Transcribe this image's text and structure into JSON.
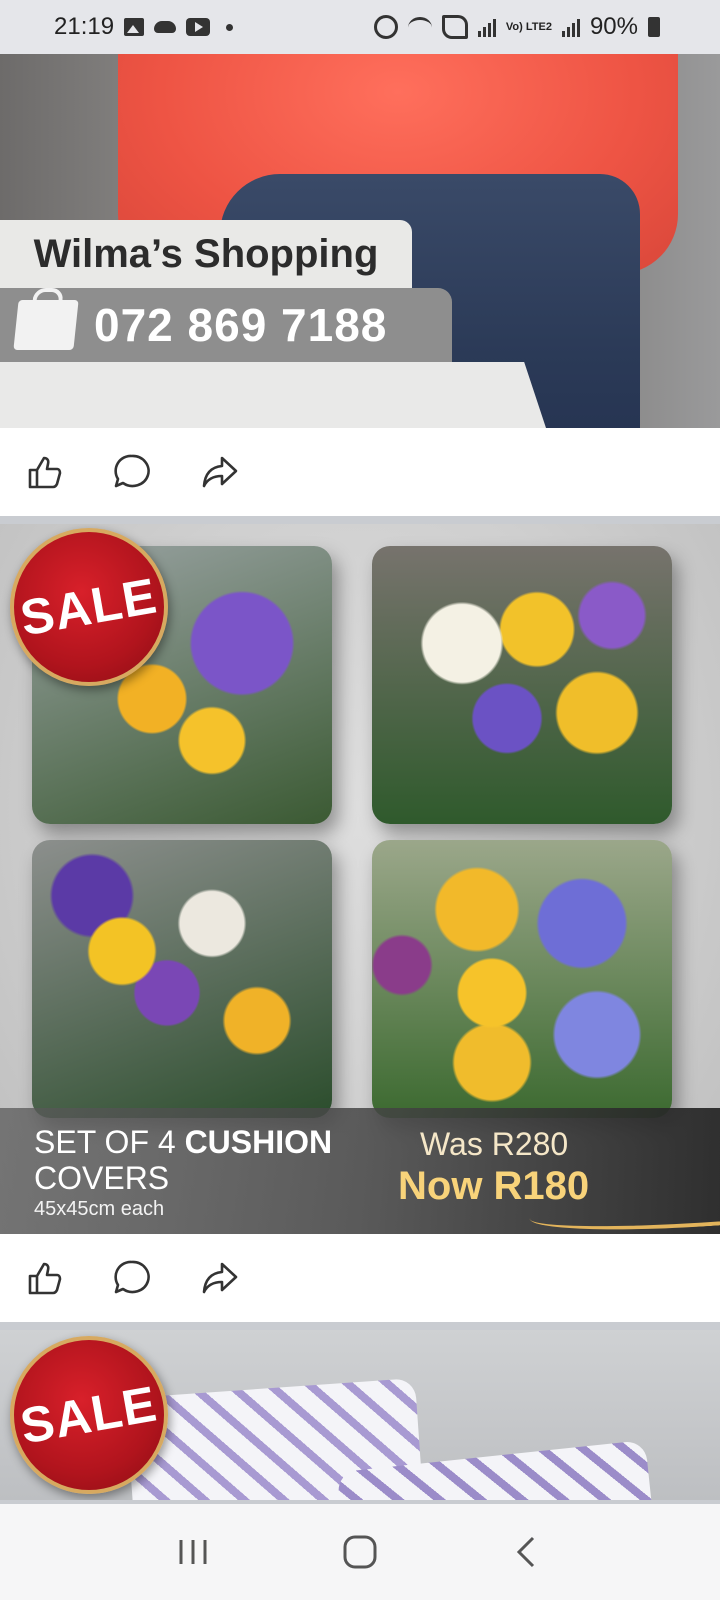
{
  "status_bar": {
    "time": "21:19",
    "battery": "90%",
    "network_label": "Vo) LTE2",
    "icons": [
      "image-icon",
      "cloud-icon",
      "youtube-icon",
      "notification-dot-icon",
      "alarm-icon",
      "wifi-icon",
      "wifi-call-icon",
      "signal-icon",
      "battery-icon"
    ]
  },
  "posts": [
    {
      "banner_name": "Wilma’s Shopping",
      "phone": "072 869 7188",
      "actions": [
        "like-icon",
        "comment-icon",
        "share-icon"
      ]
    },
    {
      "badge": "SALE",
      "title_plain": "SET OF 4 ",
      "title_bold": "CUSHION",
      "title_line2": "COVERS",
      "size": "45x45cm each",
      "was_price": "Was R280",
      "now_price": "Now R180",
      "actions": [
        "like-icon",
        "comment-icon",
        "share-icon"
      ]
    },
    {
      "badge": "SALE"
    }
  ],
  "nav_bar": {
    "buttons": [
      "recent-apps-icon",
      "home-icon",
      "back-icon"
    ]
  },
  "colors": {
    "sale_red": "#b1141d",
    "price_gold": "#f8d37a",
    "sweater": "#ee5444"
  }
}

---

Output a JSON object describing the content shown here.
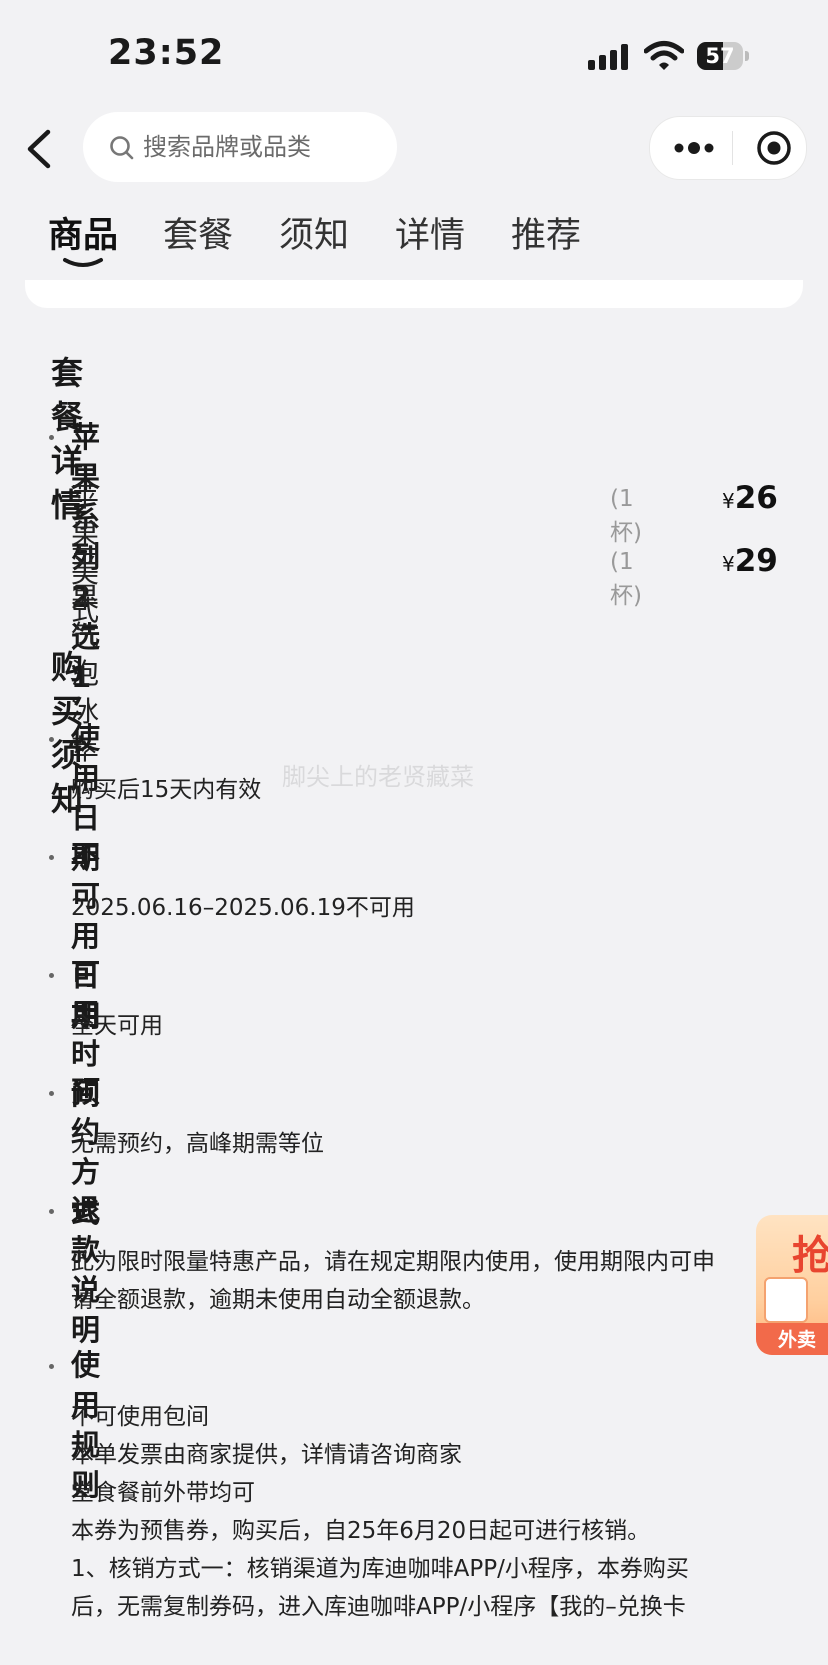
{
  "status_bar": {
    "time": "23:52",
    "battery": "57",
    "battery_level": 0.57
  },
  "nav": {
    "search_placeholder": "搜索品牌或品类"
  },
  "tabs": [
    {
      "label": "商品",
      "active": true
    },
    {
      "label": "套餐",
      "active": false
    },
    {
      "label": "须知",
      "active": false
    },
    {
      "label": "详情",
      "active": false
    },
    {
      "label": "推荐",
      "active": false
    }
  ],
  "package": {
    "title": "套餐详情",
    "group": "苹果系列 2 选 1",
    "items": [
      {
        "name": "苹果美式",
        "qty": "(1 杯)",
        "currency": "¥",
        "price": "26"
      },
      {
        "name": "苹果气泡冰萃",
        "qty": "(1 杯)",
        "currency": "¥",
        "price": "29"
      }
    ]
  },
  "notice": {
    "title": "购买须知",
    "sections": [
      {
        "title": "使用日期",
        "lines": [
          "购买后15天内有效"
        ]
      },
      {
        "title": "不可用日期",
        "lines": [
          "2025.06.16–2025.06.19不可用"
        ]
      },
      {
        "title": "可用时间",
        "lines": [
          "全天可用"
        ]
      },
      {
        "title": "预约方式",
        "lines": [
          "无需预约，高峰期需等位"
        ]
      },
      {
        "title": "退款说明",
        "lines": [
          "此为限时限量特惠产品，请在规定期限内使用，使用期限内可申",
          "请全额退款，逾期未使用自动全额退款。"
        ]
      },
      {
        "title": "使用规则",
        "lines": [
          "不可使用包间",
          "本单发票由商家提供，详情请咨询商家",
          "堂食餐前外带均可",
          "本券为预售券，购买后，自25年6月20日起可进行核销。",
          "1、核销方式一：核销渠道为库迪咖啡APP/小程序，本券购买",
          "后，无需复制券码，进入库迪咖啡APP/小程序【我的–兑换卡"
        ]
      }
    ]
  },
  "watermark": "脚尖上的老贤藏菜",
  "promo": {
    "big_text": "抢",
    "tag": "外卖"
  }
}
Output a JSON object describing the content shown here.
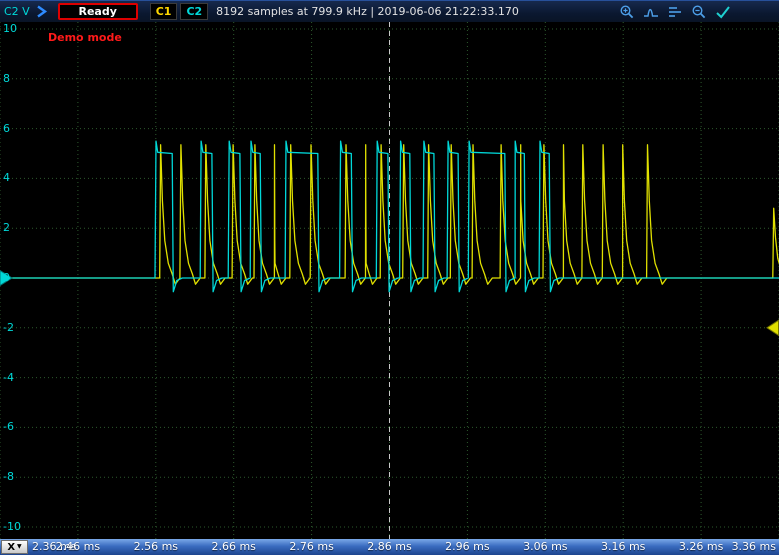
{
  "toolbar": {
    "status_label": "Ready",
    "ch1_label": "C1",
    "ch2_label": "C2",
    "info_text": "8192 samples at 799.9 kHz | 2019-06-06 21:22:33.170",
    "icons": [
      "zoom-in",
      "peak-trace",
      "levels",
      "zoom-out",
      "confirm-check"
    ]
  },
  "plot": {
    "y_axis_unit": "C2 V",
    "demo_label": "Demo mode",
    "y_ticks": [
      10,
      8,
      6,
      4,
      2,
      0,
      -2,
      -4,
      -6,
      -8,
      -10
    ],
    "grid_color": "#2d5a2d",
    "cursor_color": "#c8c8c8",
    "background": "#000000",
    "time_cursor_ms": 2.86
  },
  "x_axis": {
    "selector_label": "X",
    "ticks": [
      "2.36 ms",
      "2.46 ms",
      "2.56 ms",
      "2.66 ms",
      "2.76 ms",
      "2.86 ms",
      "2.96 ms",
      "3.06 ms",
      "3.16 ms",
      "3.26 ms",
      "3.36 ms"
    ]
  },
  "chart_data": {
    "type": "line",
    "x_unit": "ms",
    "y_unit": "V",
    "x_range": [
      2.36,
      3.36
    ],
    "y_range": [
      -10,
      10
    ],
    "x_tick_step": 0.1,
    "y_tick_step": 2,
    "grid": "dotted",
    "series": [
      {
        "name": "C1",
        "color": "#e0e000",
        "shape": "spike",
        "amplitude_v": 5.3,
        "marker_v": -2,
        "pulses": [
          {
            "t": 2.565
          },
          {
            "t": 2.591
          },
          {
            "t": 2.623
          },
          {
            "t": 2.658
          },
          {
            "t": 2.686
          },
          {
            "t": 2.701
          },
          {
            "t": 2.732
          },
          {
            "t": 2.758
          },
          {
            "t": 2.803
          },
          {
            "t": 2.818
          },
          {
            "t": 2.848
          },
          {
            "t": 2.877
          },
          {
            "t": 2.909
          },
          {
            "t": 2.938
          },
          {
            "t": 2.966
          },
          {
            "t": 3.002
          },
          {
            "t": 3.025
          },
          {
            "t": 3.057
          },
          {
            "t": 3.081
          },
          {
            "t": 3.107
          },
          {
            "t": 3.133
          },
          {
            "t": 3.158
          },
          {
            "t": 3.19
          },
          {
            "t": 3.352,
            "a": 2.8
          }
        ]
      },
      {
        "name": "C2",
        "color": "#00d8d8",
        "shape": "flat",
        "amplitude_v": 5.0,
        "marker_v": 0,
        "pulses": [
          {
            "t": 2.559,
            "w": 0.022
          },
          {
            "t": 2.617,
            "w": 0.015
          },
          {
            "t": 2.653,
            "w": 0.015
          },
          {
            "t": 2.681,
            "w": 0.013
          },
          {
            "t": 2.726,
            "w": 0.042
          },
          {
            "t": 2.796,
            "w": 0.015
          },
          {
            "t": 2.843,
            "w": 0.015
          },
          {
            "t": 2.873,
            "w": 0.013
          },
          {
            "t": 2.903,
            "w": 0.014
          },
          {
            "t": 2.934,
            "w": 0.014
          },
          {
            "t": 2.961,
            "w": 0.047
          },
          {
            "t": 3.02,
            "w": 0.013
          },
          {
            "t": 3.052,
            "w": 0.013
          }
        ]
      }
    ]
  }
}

...

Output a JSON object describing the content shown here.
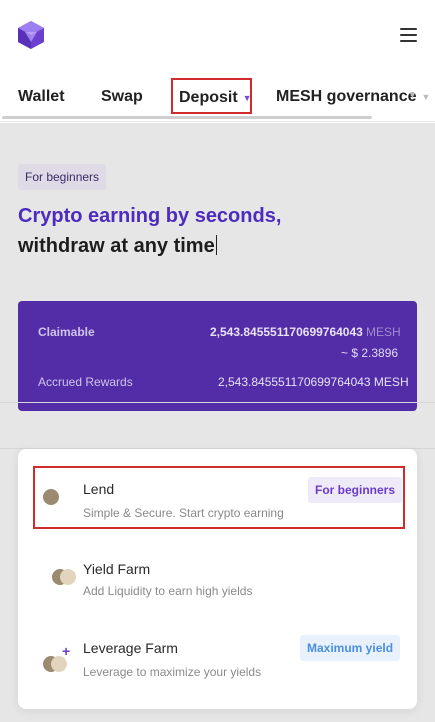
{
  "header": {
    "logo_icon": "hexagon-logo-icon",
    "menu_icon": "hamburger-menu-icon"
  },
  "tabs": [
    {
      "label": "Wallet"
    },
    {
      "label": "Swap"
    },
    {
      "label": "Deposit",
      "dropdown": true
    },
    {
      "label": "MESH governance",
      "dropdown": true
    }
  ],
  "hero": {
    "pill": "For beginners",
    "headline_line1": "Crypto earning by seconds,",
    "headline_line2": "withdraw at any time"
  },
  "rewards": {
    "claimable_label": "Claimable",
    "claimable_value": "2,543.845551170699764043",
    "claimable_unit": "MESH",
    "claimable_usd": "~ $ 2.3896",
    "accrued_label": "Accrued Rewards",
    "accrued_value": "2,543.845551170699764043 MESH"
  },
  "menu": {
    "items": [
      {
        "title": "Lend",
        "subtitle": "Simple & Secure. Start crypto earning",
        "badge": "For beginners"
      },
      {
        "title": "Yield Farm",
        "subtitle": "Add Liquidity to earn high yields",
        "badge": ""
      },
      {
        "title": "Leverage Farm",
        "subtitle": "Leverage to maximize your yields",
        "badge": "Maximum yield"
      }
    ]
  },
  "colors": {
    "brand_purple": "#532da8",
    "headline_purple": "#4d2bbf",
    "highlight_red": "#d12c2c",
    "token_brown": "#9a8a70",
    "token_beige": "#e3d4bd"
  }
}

:: OBJECTIVE ::
Pull out each line containing the word "beginners" and copy it.

:: EXPECTED ANSWER ::
    "pill": "For beginners",
        "badge": "For beginners"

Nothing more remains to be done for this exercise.